YOUR GOAL:
Copy out each line exactly as it appears.

Stored items from a collection:
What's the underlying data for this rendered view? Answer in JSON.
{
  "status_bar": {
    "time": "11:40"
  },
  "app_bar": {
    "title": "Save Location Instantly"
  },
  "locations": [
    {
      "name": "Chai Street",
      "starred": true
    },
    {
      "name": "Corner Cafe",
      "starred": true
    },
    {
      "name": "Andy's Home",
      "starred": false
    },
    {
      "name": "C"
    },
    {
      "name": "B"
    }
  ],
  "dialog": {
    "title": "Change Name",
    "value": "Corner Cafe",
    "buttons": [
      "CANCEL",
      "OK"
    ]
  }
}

TASK SOLUTION:
What's the underlying data for this rendered view? Answer in JSON.
{
  "status_bar": {
    "time": "11:40"
  },
  "app_bar": {
    "title": "Save Location Instantly"
  },
  "locations": [
    {
      "name": "Chai Street",
      "starred": true
    },
    {
      "name": "Corner Cafe",
      "starred": true
    },
    {
      "name": "Andy's Home",
      "starred": false
    },
    {
      "name": "C"
    },
    {
      "name": "B"
    }
  ],
  "dialog": {
    "title": "Change Name",
    "value": "Corner Cafe",
    "buttons": [
      "CANCEL",
      "OK"
    ]
  }
}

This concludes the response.